Recorded data ->
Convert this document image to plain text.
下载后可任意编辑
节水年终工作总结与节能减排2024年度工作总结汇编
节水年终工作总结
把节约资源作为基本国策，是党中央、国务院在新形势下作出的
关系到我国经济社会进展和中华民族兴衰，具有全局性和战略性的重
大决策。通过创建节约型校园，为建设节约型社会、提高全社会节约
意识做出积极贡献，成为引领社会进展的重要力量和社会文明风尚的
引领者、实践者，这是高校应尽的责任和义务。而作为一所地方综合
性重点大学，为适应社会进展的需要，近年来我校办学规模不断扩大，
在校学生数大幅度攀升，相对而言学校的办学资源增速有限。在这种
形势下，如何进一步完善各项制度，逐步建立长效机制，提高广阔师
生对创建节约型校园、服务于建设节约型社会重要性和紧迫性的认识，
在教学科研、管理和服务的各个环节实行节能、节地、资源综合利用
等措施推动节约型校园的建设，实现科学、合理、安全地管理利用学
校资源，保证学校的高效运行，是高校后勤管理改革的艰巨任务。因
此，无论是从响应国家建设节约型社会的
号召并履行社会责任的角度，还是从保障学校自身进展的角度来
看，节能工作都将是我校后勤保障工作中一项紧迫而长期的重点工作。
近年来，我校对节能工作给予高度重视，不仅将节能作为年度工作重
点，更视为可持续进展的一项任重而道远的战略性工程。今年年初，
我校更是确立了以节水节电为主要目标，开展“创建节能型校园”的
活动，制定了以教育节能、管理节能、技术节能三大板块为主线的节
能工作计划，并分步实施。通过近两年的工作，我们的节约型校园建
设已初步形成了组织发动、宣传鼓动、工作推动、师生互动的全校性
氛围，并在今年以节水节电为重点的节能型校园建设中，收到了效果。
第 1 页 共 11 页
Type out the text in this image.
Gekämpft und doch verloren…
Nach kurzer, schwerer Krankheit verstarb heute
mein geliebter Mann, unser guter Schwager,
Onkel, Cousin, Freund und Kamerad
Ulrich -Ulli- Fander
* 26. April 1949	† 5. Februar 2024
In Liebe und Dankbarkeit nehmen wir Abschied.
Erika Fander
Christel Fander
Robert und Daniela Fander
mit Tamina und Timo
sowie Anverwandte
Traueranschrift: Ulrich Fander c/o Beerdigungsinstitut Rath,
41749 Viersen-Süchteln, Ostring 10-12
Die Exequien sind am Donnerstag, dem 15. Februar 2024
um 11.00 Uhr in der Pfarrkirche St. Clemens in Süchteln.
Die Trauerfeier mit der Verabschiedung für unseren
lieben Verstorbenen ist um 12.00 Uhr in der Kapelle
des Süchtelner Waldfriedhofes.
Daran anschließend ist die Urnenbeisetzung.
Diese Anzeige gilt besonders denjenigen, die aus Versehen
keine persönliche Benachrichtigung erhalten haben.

Given problem -> Your task is to report how many lines of the material include the string "Ulrich". Give the number and no other words.

Exercise output -> 2